[WORK TO COMPLETE]
Copy out every line of the listing, from the start down through the line containing "orders-divider [84,1678,996,1680]", without changing anything.

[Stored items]
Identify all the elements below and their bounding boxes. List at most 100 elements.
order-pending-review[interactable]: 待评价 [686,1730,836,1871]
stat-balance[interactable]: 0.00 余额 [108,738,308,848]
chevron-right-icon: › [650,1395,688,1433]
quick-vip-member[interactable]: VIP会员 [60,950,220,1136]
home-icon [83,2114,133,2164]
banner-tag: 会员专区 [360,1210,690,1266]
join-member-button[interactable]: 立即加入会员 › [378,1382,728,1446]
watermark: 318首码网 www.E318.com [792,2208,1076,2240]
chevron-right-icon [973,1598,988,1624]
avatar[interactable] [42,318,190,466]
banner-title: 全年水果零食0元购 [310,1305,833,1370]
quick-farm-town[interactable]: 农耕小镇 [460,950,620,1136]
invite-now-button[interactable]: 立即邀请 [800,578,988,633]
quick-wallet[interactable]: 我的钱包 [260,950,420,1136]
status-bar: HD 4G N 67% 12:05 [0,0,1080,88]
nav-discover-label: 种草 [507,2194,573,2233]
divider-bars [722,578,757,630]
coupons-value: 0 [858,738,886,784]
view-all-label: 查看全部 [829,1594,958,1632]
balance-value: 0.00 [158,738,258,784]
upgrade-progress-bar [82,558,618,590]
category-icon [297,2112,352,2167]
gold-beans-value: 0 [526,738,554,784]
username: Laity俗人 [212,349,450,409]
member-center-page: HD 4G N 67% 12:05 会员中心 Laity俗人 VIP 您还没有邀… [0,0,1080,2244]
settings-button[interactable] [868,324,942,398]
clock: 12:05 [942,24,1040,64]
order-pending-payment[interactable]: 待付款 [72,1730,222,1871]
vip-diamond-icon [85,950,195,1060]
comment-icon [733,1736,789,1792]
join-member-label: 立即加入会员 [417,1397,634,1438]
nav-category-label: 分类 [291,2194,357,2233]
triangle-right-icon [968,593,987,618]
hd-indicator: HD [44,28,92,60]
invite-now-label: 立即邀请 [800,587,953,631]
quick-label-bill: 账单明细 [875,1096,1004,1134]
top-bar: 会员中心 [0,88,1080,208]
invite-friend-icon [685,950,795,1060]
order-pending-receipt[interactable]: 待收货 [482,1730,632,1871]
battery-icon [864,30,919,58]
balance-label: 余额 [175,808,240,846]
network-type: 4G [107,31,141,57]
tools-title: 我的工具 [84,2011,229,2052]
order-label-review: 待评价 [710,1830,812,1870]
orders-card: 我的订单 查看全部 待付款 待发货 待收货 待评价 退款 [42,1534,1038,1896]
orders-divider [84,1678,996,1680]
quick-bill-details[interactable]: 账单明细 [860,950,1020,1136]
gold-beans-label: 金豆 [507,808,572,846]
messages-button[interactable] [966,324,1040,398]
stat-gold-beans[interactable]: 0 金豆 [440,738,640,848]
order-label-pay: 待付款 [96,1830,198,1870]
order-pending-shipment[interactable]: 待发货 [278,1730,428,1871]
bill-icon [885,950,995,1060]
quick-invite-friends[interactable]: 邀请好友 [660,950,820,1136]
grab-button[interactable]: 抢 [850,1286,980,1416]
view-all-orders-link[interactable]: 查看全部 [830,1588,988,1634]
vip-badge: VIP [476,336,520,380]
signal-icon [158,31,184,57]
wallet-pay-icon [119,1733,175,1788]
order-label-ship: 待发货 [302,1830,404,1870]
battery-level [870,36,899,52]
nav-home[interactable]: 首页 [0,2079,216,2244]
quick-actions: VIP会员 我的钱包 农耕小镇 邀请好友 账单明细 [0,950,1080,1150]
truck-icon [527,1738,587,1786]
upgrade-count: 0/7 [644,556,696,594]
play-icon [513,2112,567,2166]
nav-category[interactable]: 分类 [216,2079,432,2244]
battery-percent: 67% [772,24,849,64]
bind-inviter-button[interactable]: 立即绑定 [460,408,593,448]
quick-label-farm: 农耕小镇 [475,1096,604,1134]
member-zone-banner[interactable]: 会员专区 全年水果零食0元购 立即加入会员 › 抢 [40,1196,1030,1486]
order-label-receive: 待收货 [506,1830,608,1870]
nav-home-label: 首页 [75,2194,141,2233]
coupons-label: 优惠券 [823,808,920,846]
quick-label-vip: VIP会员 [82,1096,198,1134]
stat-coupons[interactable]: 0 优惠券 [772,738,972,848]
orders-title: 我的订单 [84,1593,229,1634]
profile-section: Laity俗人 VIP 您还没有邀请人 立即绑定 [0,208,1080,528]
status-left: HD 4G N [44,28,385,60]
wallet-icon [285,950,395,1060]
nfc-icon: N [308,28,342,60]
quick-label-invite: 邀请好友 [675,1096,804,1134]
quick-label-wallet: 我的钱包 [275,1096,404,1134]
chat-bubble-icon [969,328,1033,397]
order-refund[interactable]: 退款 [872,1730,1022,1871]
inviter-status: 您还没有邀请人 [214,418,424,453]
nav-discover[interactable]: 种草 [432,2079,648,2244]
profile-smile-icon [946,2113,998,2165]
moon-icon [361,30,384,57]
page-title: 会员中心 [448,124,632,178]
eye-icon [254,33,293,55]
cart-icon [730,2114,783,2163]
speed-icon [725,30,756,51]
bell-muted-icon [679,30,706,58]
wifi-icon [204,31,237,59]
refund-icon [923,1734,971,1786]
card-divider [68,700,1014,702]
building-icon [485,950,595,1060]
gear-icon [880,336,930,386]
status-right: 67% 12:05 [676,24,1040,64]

[OUTPUT FOR THIS TASK]
Identify all the elements below and their bounding boxes. List at most 100 elements.
order-pending-review[interactable]: 待评价 [686,1730,836,1871]
stat-balance[interactable]: 0.00 余额 [108,738,308,848]
chevron-right-icon: › [650,1395,688,1433]
quick-vip-member[interactable]: VIP会员 [60,950,220,1136]
home-icon [83,2114,133,2164]
banner-tag: 会员专区 [360,1210,690,1266]
join-member-button[interactable]: 立即加入会员 › [378,1382,728,1446]
watermark: 318首码网 www.E318.com [792,2208,1076,2240]
chevron-right-icon [973,1598,988,1624]
avatar[interactable] [42,318,190,466]
banner-title: 全年水果零食0元购 [310,1305,833,1370]
quick-farm-town[interactable]: 农耕小镇 [460,950,620,1136]
invite-now-button[interactable]: 立即邀请 [800,578,988,633]
quick-wallet[interactable]: 我的钱包 [260,950,420,1136]
status-bar: HD 4G N 67% 12:05 [0,0,1080,88]
nav-discover-label: 种草 [507,2194,573,2233]
divider-bars [722,578,757,630]
coupons-value: 0 [858,738,886,784]
view-all-label: 查看全部 [829,1594,958,1632]
balance-value: 0.00 [158,738,258,784]
upgrade-progress-bar [82,558,618,590]
category-icon [297,2112,352,2167]
gold-beans-value: 0 [526,738,554,784]
username: Laity俗人 [212,349,450,409]
member-center-page: HD 4G N 67% 12:05 会员中心 Laity俗人 VIP 您还没有邀… [0,0,1080,2244]
settings-button[interactable] [868,324,942,398]
clock: 12:05 [942,24,1040,64]
order-pending-payment[interactable]: 待付款 [72,1730,222,1871]
vip-diamond-icon [85,950,195,1060]
comment-icon [733,1736,789,1792]
join-member-label: 立即加入会员 [417,1397,634,1438]
nav-category-label: 分类 [291,2194,357,2233]
triangle-right-icon [968,593,987,618]
hd-indicator: HD [44,28,92,60]
invite-now-label: 立即邀请 [800,587,953,631]
quick-label-bill: 账单明细 [875,1096,1004,1134]
top-bar: 会员中心 [0,88,1080,208]
invite-friend-icon [685,950,795,1060]
order-pending-receipt[interactable]: 待收货 [482,1730,632,1871]
battery-icon [864,30,919,58]
balance-label: 余额 [175,808,240,846]
network-type: 4G [107,31,141,57]
tools-title: 我的工具 [84,2011,229,2052]
order-label-review: 待评价 [710,1830,812,1870]
orders-card: 我的订单 查看全部 待付款 待发货 待收货 待评价 退款 [42,1534,1038,1896]
orders-divider [84,1678,996,1680]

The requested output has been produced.